Exercise aim =>
Write the next part of the post below on Pope Benedict's Spe Salvi and humans taking judgement into their own hands, starting after its last sentence.

Document extract =>
When human beings take judgement into their own hands...
I have just been re-reading this passage from Spe Salvi in which Pope Benedict writes:
42. In the modern era, the idea of the Last Judgement has faded into the background: Christian faith has been individualized and primarily oriented towards the salvation of the believer's own soul, while reflection on world history is largely dominated by the idea of progress. The fundamental content of awaiting a final Judgement, however, has not disappeared: it has simply taken on a totally different form. The atheism of the nineteenth and twentieth centuries is—in its origins and aims—a type of moralism: a protest against the injustices of the world and of world history. A world marked by so much injustice, innocent suffering, and cynicism of power cannot be the work of a good God. A God with responsibility for such a world would not be a just God, much less a good God. It is for the sake of morality that this God has to be contested. Since there is no God to create justice, it seems man himself is now called to establish justice. If in the face of this world's suffering, protest against God is understandable, the claim that humanity can and must do what no God actually does or is able to do is both presumptuous and intrinsically false. It is no accident that this idea has led to the greatest forms of cruelty and violations of justice; rather, it is grounded in the intrinsic falsity of the claim. A world which has to create its own justice is a world without hope. No one and nothing can answer for centuries of suffering. No one and nothing can guarantee that the cynicism of power—whatever beguiling ideological mask it adopts—will cease to dominate the world.He then goes on to cite two philosophers, of the Frankfurt School, Max Horkheimer and Theodor W. Adorno. He could have added a contemporary English philosopher, John Gray.

Dataset extract =>
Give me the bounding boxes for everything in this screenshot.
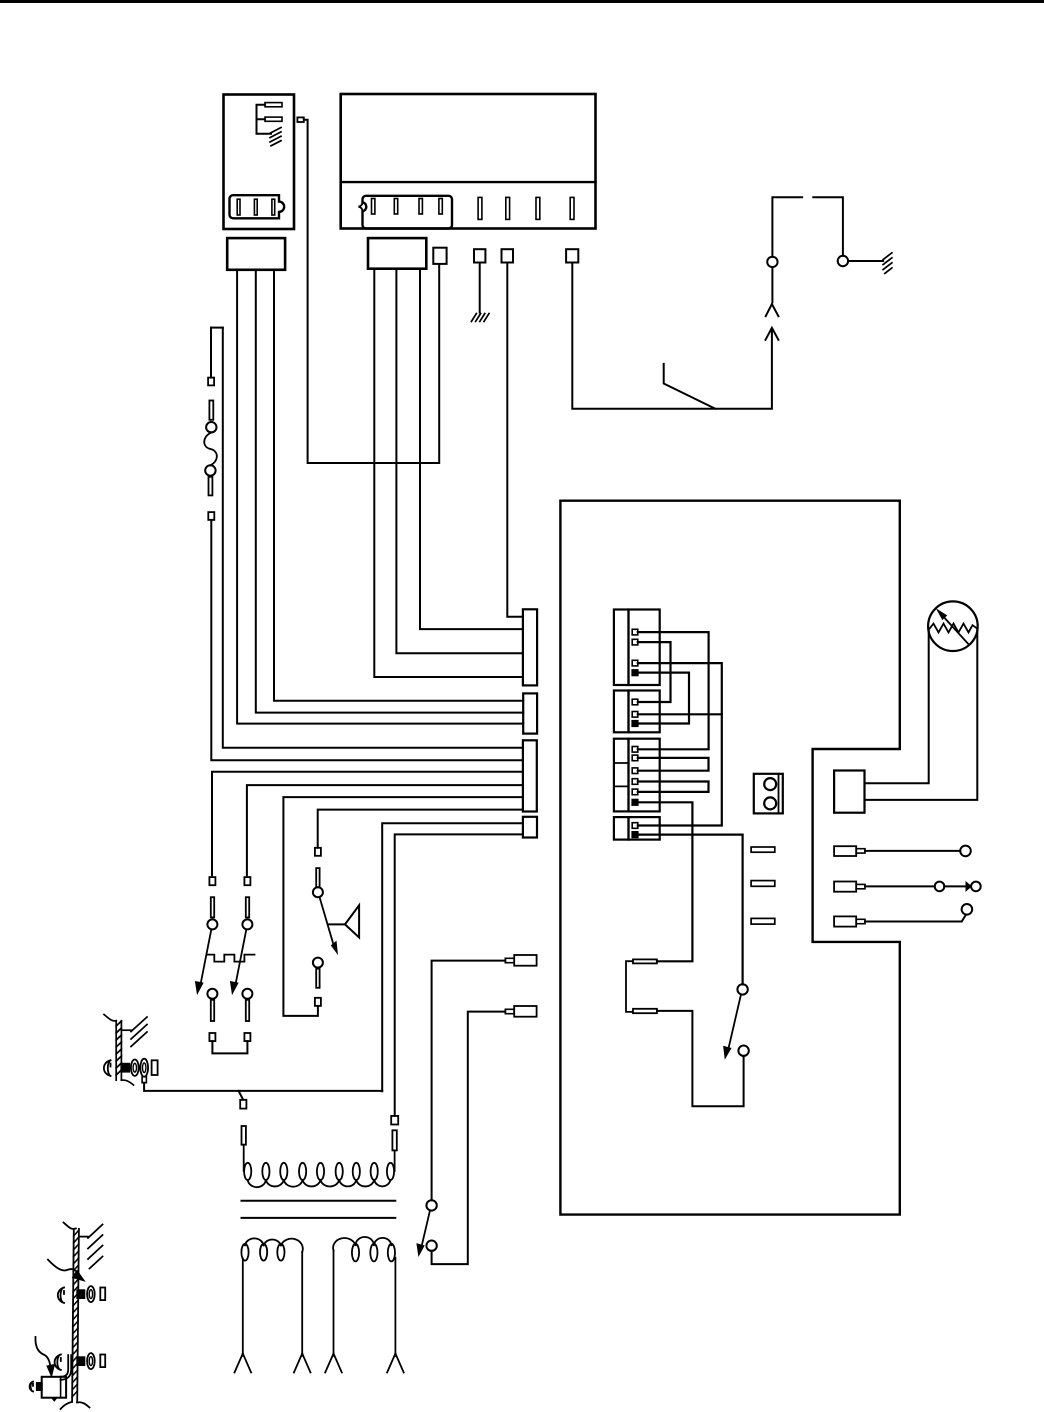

Response =>
This morning I listened to these two podcasts from the ABC's Philosopher's Zone, in which Alan Saunders interviews Gray about his books "Straw Dogs: thoughts on humans and other animals" (Part One) and "Black Mass: apocalyptic religion and the death of Utopia" (Part Two).
Philosophers Zone 28 June 2008 - John Gray at the Writers' Festival - Part 1
Philosophers Zone 5 July 2008 - John Gray at the Writers' Festival - Part 2
Gray's theses in "Black Mass" line up surprisingly well with Pope Benedict's idea about what happens when human beings decide to take God's justice into their own hands.
What was new in the late 18th century was the idea that a society [which] may not be perfect but better than any that had hitherto existed, could be created by human effort, human will... from the Jacobins onwards you get the idea that humans can do this by themselves [ie. create Utopia], using often rather terrible means, because in the millenarium we're thinking the best society, the good society, is preceded by terrible catastrophes, terrible conflicts, terrible cataclysms. This was carried on into secular thought. The Jacobins thought that terror could be pedagogic, people could be taught through being terrorised. And Lenin, who criticised the Jacobins and later on the French Communars on the ground that they were too weak-kneed, they weren't consistent enough, didn't kill enough people, also thought this, he thought terror was absolutely essential...In the course of this program, Gray makes the best case I have ever yet heard for why the US invasion of Iraq was wrong. And he seems to imply what Papa Benny was saying, that the Church, by insisting that "Justice" and "the Kingdom of God" can only come about through God's own intervention and not by human force, actually protects society from the misplaced ambition of secular states to act as the final arbiter of justice.
But the idea that terror can be used as part of an armoury of human instruments to produce an incomparably better society, has been adopted not just by Lenin, but by Mao and a whole variety of 20th century totalitarian dictators. What it always produces is an immense loss of life and incalculable numbers of broken lives which don't end but are broken beyond repair by imprisonment, ill-health, separation from loved ones, and so on and so forth. It never produces the results that it's intended to produce.
The old slogan, 'You can't have an omelette without breaking eggs' misses out the fact that you can break millions of eggs and still not have a single omelette. And that's in a way the history of the 20th century so that adamantly and categorically opposed to that kind of revolutionary Utopianism. But I take it as also though, as a secular translation of certain traditions. There are other traditions within Christianity which of course are opposed to this, the traditions of St Augustine of course right from the start in a way almost to start tried to defeat these apocalyptic trends or neutralise them in Christianity. But it's a secular continuation.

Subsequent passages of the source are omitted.